- [DOCUMENT TEXT]:
──────
IALACOLREG
13

Module 13 — Radio log, publications and station management

What must be recorded and when: licence, manuals, publications, equipment tests, false alerts and inspection readiness.

The radio log is the legal memory of the GMDSS station. It documents that the watch has been kept, equipment has been tested and distress, urgency and safety traffic has been handled correctly. In any incident or inspection, what is not written has not happened.

What must be logged

a
Daily and weekly equipment tests: DSC test on VHF and MF/HF with a licensed coast station, reserve-power test, alarm checks, authorised EPIRB and SART self-tests.
b
All distress, urgency and safety communications sent, received or overheard — with UTC time, frequency, participating stations, message summary and outcome.
c
False alerts: UTC time, equipment and frequency, cause, cancellation procedure and responsible operator.
d
NAVTEX and Inmarsat EGC warnings relevant to the vessel's safety, including the operational decision taken.
e
Equipment in and out of service, faults detected, repairs, fuse or battery replacements.
f
Operator identity and watch handovers, with signature.

Typical entries

Each entry contains at least: UTC time, equipment or frequency, category (routine / safety / urgency / distress), parties involved, message summary and operator signature. Corrections are made by a single line through the wrong text plus operator signature; never with correction fluid or erasure.

Mandatory publications on board

a
Ship Station Licence issued by the Administration.
b
Valid operator certificates (GOC / ROC as applicable).
c
Operating manuals of every installed GMDSS equipment.
d
ITU List of Coast Stations and Special Service Stations (List IV) and List of Ship Stations (List V).
──────
- [DATASET CONTENT]:

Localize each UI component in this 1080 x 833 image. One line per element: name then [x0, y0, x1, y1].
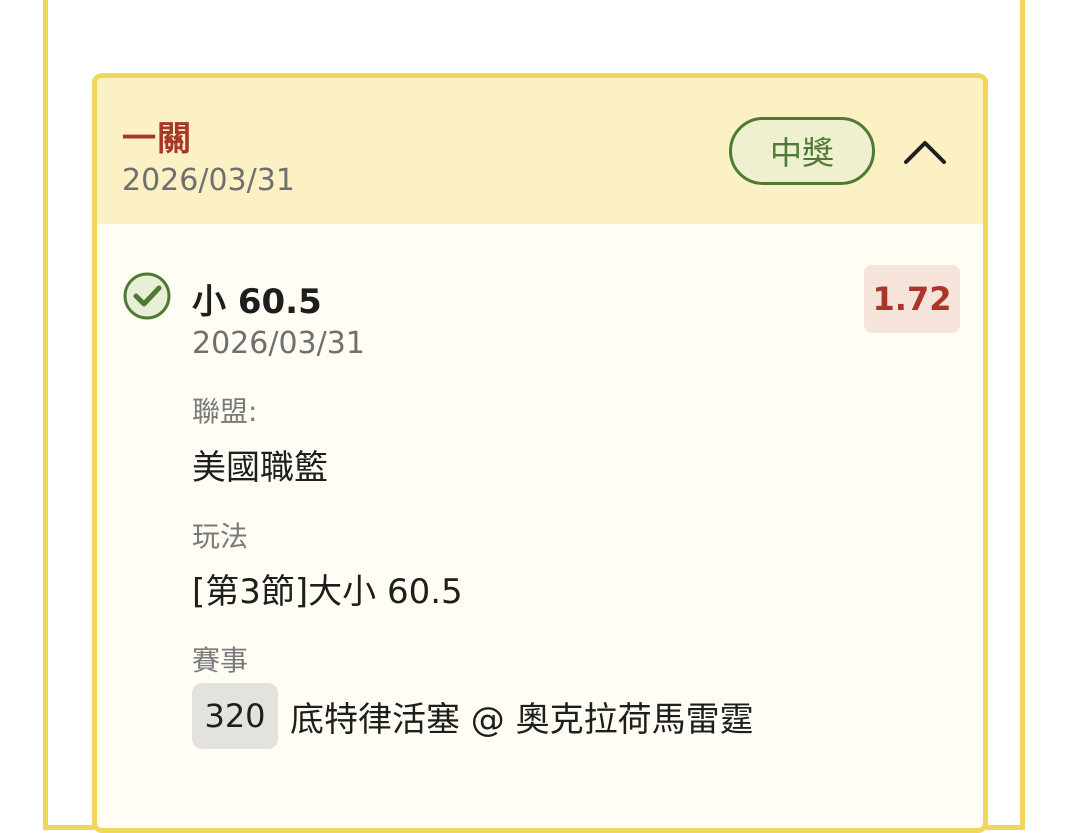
──────
- [EXERCISE TASK]: For the module on the radio log, decide whether each statement agrees with it, answering yes or no and quoting the deciding words. 1. Errors in the log may be corrected with correction fluid. 2. A false alert entry names the responsible operator. 3. Each entry records the time in UTC. The material has no connection to the text.

- [WRITTEN RESPONSE]:
1. No: "never with correction fluid or erasure."
2. Yes: "cause, cancellation procedure and responsible operator."
3. Yes: "Each entry contains at least: UTC time"